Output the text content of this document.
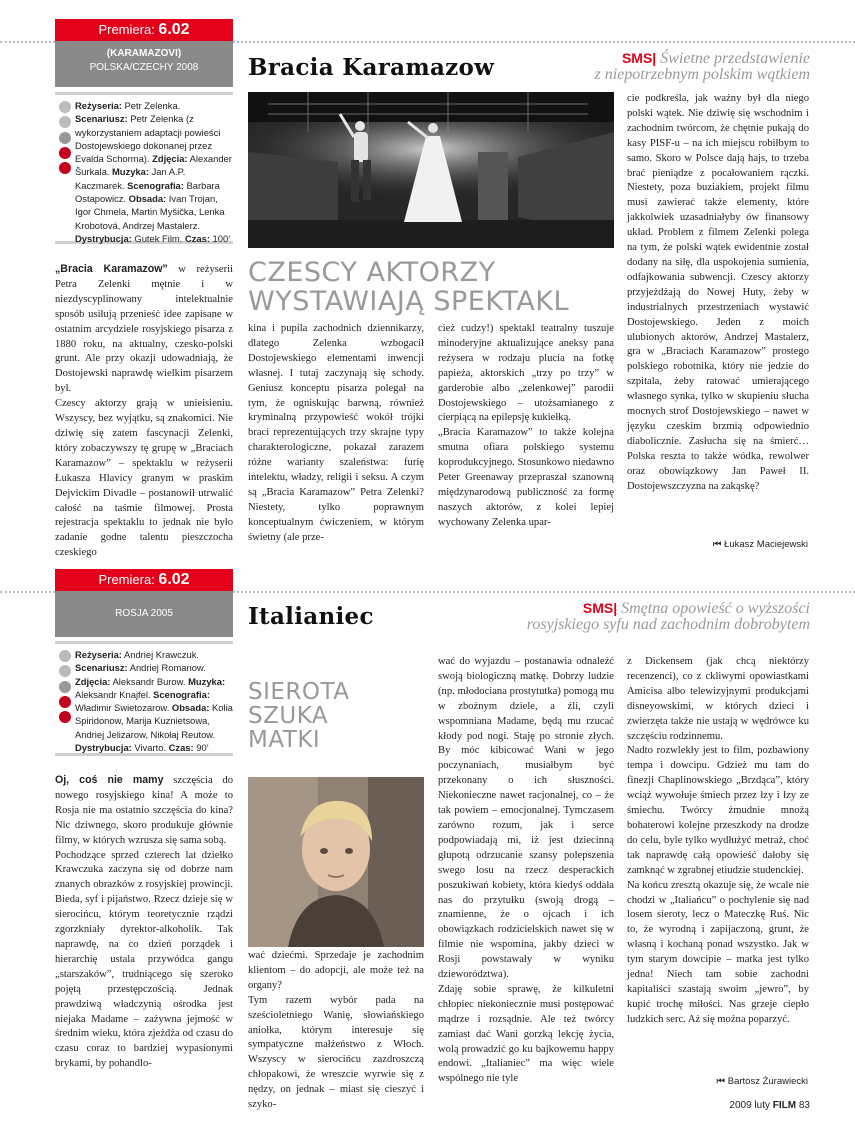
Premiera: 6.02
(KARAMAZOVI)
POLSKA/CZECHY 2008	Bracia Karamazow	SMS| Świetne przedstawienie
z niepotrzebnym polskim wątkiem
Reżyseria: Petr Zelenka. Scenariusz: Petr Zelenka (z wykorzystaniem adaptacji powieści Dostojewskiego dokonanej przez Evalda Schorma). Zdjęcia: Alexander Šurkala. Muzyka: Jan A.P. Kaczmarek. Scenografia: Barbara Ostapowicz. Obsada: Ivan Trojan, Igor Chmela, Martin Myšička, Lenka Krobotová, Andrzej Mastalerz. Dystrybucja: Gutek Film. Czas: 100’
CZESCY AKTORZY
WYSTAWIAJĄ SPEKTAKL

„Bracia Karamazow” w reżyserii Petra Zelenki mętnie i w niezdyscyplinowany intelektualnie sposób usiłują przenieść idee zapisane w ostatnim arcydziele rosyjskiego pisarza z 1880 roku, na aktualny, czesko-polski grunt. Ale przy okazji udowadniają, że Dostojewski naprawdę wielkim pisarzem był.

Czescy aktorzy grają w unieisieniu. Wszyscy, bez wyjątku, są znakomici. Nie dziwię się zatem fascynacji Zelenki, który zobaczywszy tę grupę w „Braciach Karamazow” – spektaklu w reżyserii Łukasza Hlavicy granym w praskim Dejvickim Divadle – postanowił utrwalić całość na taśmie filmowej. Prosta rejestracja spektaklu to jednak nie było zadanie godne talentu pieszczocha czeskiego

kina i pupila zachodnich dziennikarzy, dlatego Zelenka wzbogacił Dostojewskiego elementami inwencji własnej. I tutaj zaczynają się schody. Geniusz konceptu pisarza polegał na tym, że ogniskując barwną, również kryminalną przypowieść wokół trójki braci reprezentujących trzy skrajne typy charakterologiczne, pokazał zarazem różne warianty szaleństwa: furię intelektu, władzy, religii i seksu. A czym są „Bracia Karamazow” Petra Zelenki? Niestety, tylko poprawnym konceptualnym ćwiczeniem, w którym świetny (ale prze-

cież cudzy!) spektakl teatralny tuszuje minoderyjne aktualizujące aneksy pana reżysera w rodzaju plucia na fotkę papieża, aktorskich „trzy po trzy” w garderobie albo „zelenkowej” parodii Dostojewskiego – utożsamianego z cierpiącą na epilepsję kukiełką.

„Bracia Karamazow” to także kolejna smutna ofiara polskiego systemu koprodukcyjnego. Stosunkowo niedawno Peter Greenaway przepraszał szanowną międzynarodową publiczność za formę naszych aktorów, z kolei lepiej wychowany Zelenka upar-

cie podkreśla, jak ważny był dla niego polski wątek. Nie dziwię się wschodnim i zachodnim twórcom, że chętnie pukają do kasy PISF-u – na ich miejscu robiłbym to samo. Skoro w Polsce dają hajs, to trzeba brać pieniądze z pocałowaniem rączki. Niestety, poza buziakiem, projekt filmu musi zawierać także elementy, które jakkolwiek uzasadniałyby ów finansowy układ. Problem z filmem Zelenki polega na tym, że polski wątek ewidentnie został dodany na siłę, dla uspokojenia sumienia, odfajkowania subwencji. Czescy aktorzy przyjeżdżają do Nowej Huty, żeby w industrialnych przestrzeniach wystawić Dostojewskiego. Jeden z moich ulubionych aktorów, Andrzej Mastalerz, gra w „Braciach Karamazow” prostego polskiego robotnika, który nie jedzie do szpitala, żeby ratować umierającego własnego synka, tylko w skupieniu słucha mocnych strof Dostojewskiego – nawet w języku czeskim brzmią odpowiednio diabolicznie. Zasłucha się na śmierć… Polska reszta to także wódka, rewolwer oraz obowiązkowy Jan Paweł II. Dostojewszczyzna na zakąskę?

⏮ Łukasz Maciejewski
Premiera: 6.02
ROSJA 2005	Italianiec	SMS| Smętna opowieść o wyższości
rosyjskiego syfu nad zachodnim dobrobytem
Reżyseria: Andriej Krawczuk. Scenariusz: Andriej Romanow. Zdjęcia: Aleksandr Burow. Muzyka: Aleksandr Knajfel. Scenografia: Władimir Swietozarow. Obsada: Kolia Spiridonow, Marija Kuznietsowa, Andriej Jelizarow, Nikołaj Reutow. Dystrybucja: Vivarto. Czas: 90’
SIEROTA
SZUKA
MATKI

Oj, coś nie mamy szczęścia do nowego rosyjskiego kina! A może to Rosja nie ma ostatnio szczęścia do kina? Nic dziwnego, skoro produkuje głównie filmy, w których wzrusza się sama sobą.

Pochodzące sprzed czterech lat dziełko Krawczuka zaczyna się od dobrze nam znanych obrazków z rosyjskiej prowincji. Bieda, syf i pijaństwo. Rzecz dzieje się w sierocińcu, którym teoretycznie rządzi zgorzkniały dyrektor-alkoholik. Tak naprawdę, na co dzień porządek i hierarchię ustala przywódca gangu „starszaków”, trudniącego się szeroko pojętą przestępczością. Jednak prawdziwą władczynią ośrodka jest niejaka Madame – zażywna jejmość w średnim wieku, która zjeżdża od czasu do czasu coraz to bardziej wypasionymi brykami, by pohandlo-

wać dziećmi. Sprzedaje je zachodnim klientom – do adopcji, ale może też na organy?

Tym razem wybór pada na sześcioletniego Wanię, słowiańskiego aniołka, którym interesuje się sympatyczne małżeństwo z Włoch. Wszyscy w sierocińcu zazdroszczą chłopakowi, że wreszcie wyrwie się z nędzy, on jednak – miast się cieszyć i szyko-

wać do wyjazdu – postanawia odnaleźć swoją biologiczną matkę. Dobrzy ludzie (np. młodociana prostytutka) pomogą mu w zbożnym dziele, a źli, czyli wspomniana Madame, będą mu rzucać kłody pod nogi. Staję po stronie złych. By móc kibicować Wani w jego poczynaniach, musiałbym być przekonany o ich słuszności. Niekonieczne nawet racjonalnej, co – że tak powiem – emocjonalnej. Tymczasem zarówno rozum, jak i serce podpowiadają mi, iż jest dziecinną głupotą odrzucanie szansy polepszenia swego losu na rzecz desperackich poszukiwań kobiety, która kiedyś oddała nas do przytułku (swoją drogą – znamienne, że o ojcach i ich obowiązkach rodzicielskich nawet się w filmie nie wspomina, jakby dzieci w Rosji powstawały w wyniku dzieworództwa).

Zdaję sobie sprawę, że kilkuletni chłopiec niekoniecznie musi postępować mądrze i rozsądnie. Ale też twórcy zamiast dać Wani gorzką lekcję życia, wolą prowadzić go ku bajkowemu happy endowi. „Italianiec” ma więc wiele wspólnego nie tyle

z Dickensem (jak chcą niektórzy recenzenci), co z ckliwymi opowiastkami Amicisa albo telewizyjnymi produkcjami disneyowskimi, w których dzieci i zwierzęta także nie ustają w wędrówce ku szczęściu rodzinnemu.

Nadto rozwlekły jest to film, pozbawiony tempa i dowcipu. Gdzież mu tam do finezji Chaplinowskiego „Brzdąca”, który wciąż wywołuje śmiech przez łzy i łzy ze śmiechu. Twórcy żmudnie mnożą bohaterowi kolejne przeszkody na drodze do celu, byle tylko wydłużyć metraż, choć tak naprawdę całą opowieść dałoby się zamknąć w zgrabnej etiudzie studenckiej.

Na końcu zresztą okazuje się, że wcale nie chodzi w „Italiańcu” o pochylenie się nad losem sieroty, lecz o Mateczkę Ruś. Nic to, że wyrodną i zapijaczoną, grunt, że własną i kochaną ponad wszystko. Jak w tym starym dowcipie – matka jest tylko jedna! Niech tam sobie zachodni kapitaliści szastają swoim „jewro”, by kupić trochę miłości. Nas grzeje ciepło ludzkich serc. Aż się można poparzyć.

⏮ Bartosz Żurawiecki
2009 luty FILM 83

● What to produce:
Check every line of the data above for the string "przez", and copy those that have it.

● Completed exercise:
Reżyseria: Petr Zelenka. Scenariusz: Petr Zelenka (z wykorzystaniem adaptacji powieści Dostojewskiego dokonanej przez Evalda Schorma). Zdjęcia: Alexander Šurkala. Muzyka: Jan A.P. Kaczmarek. Scenografia: Barbara Ostapowicz. Obsada: Ivan Trojan, Igor Chmela, Martin Myšička, Lenka Krobotová, Andrzej Mastalerz. Dystrybucja: Gutek Film. Czas: 100’
Nadto rozwlekły jest to film, pozbawiony tempa i dowcipu. Gdzież mu tam do finezji Chaplinowskiego „Brzdąca”, który wciąż wywołuje śmiech przez łzy i łzy ze śmiechu. Twórcy żmudnie mnożą bohaterowi kolejne przeszkody na drodze do celu, byle tylko wydłużyć metraż, choć tak naprawdę całą opowieść dałoby się zamknąć w zgrabnej etiudzie studenckiej.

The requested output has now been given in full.